Every line of the material is to be repeated exactly as it stands.

>> Start Data lines

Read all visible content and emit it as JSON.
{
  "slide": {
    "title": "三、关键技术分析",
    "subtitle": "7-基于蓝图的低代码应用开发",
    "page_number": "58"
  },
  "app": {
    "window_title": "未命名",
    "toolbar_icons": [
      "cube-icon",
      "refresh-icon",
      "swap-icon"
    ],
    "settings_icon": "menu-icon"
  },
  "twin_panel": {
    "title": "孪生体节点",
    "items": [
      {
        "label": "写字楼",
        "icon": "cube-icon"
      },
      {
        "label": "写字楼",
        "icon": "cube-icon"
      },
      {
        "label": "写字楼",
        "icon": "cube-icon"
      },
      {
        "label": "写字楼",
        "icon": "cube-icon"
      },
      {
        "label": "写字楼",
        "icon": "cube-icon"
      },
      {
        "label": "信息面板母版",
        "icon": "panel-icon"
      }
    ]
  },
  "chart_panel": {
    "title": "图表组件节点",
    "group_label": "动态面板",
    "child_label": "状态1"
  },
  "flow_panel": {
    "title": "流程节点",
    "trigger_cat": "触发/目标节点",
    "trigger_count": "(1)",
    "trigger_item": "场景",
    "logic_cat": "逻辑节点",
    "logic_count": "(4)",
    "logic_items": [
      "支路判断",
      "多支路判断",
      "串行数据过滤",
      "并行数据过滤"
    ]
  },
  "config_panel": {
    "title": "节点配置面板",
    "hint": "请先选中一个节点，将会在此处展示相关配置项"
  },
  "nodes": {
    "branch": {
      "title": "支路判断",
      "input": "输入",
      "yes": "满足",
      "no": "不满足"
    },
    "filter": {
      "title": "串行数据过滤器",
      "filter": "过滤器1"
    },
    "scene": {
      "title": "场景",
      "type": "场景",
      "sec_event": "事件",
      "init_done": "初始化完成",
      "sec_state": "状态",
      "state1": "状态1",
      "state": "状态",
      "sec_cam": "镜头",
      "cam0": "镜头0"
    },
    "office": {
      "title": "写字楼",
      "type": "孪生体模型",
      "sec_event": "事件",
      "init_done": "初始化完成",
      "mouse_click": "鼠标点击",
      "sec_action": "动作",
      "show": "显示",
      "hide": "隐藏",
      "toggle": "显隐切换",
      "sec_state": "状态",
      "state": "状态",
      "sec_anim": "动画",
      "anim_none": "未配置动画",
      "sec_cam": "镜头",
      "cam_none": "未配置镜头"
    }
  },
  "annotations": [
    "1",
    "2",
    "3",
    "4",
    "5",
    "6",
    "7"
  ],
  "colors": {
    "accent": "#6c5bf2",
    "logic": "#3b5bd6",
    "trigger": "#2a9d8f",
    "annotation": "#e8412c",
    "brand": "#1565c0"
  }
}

>> End Data lines

**Task output**
Read all visible content and emit it as JSON.
{
  "slide": {
    "title": "三、关键技术分析",
    "subtitle": "7-基于蓝图的低代码应用开发",
    "page_number": "58"
  },
  "app": {
    "window_title": "未命名",
    "toolbar_icons": [
      "cube-icon",
      "refresh-icon",
      "swap-icon"
    ],
    "settings_icon": "menu-icon"
  },
  "twin_panel": {
    "title": "孪生体节点",
    "items": [
      {
        "label": "写字楼",
        "icon": "cube-icon"
      },
      {
        "label": "写字楼",
        "icon": "cube-icon"
      },
      {
        "label": "写字楼",
        "icon": "cube-icon"
      },
      {
        "label": "写字楼",
        "icon": "cube-icon"
      },
      {
        "label": "写字楼",
        "icon": "cube-icon"
      },
      {
        "label": "信息面板母版",
        "icon": "panel-icon"
      }
    ]
  },
  "chart_panel": {
    "title": "图表组件节点",
    "group_label": "动态面板",
    "child_label": "状态1"
  },
  "flow_panel": {
    "title": "流程节点",
    "trigger_cat": "触发/目标节点",
    "trigger_count": "(1)",
    "trigger_item": "场景",
    "logic_cat": "逻辑节点",
    "logic_count": "(4)",
    "logic_items": [
      "支路判断",
      "多支路判断",
      "串行数据过滤",
      "并行数据过滤"
    ]
  },
  "config_panel": {
    "title": "节点配置面板",
    "hint": "请先选中一个节点，将会在此处展示相关配置项"
  },
  "nodes": {
    "branch": {
      "title": "支路判断",
      "input": "输入",
      "yes": "满足",
      "no": "不满足"
    },
    "filter": {
      "title": "串行数据过滤器",
      "filter": "过滤器1"
    },
    "scene": {
      "title": "场景",
      "type": "场景",
      "sec_event": "事件",
      "init_done": "初始化完成",
      "sec_state": "状态",
      "state1": "状态1",
      "state": "状态",
      "sec_cam": "镜头",
      "cam0": "镜头0"
    },
    "office": {
      "title": "写字楼",
      "type": "孪生体模型",
      "sec_event": "事件",
      "init_done": "初始化完成",
      "mouse_click": "鼠标点击",
      "sec_action": "动作",
      "show": "显示",
      "hide": "隐藏",
      "toggle": "显隐切换",
      "sec_state": "状态",
      "state": "状态",
      "sec_anim": "动画",
      "anim_none": "未配置动画",
      "sec_cam": "镜头",
      "cam_none": "未配置镜头"
    }
  },
  "annotations": [
    "1",
    "2",
    "3",
    "4",
    "5",
    "6",
    "7"
  ],
  "colors": {
    "accent": "#6c5bf2",
    "logic": "#3b5bd6",
    "trigger": "#2a9d8f",
    "annotation": "#e8412c",
    "brand": "#1565c0"
  }
}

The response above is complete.